## EXTRACTED DATA

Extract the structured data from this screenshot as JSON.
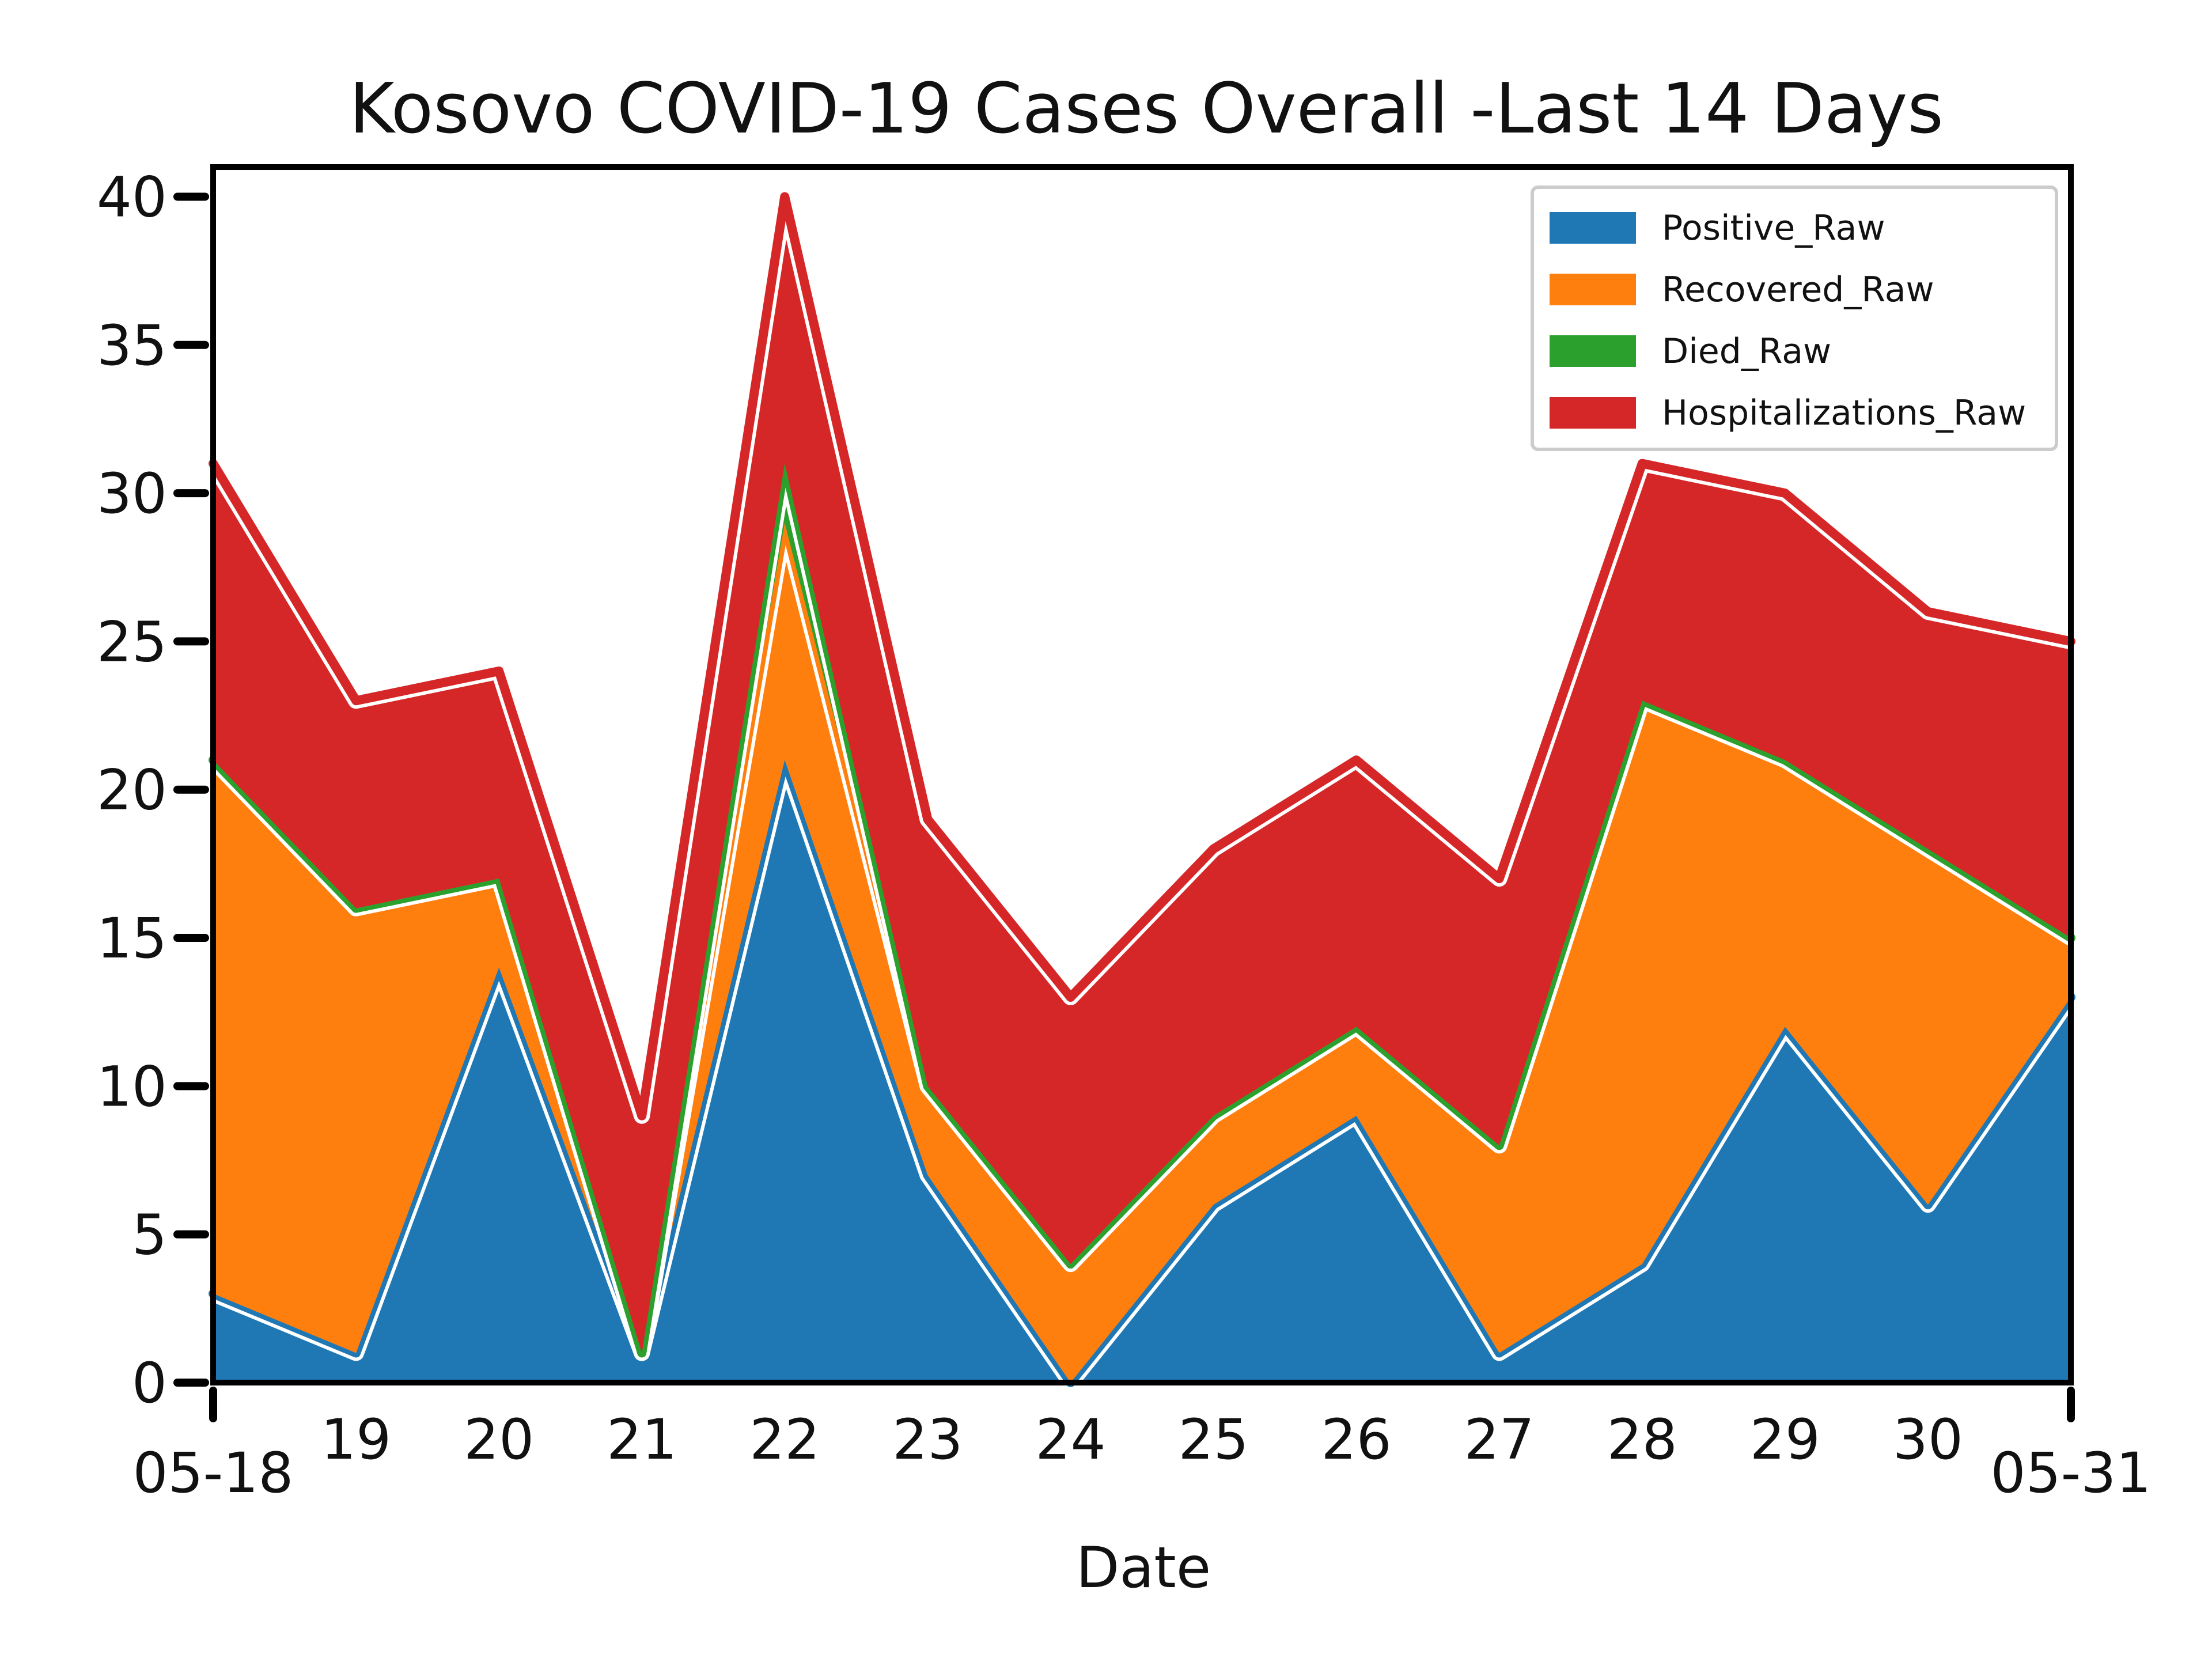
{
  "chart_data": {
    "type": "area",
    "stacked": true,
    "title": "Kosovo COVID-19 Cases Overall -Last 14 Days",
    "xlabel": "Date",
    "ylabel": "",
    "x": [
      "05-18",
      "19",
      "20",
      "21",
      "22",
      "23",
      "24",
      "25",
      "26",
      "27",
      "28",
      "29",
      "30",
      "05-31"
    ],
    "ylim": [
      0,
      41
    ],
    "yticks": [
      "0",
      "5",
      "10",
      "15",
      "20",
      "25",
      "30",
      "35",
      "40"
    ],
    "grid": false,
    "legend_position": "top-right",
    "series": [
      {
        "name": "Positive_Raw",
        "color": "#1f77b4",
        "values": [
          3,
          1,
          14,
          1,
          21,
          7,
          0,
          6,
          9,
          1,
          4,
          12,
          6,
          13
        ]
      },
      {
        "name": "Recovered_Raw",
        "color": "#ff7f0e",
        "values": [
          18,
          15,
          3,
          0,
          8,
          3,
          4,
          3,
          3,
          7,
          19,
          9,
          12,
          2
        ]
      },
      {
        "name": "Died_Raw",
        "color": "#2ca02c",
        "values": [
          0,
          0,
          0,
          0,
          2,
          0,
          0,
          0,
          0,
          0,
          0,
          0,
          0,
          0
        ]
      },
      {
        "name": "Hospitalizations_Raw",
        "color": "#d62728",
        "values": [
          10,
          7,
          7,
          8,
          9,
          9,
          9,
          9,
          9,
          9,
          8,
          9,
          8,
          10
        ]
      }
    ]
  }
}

## EXERCISE REQUIREMENTS
Quote the records in their entirety, keeping the wording exact and excluding pictures.

## TASK ANSWER
Extract the structured data from this screenshot as JSON.
{
  "chart_data": {
    "type": "area",
    "stacked": true,
    "title": "Kosovo COVID-19 Cases Overall -Last 14 Days",
    "xlabel": "Date",
    "ylabel": "",
    "x": [
      "05-18",
      "19",
      "20",
      "21",
      "22",
      "23",
      "24",
      "25",
      "26",
      "27",
      "28",
      "29",
      "30",
      "05-31"
    ],
    "ylim": [
      0,
      41
    ],
    "yticks": [
      "0",
      "5",
      "10",
      "15",
      "20",
      "25",
      "30",
      "35",
      "40"
    ],
    "grid": false,
    "legend_position": "top-right",
    "series": [
      {
        "name": "Positive_Raw",
        "color": "#1f77b4",
        "values": [
          3,
          1,
          14,
          1,
          21,
          7,
          0,
          6,
          9,
          1,
          4,
          12,
          6,
          13
        ]
      },
      {
        "name": "Recovered_Raw",
        "color": "#ff7f0e",
        "values": [
          18,
          15,
          3,
          0,
          8,
          3,
          4,
          3,
          3,
          7,
          19,
          9,
          12,
          2
        ]
      },
      {
        "name": "Died_Raw",
        "color": "#2ca02c",
        "values": [
          0,
          0,
          0,
          0,
          2,
          0,
          0,
          0,
          0,
          0,
          0,
          0,
          0,
          0
        ]
      },
      {
        "name": "Hospitalizations_Raw",
        "color": "#d62728",
        "values": [
          10,
          7,
          7,
          8,
          9,
          9,
          9,
          9,
          9,
          9,
          8,
          9,
          8,
          10
        ]
      }
    ]
  }
}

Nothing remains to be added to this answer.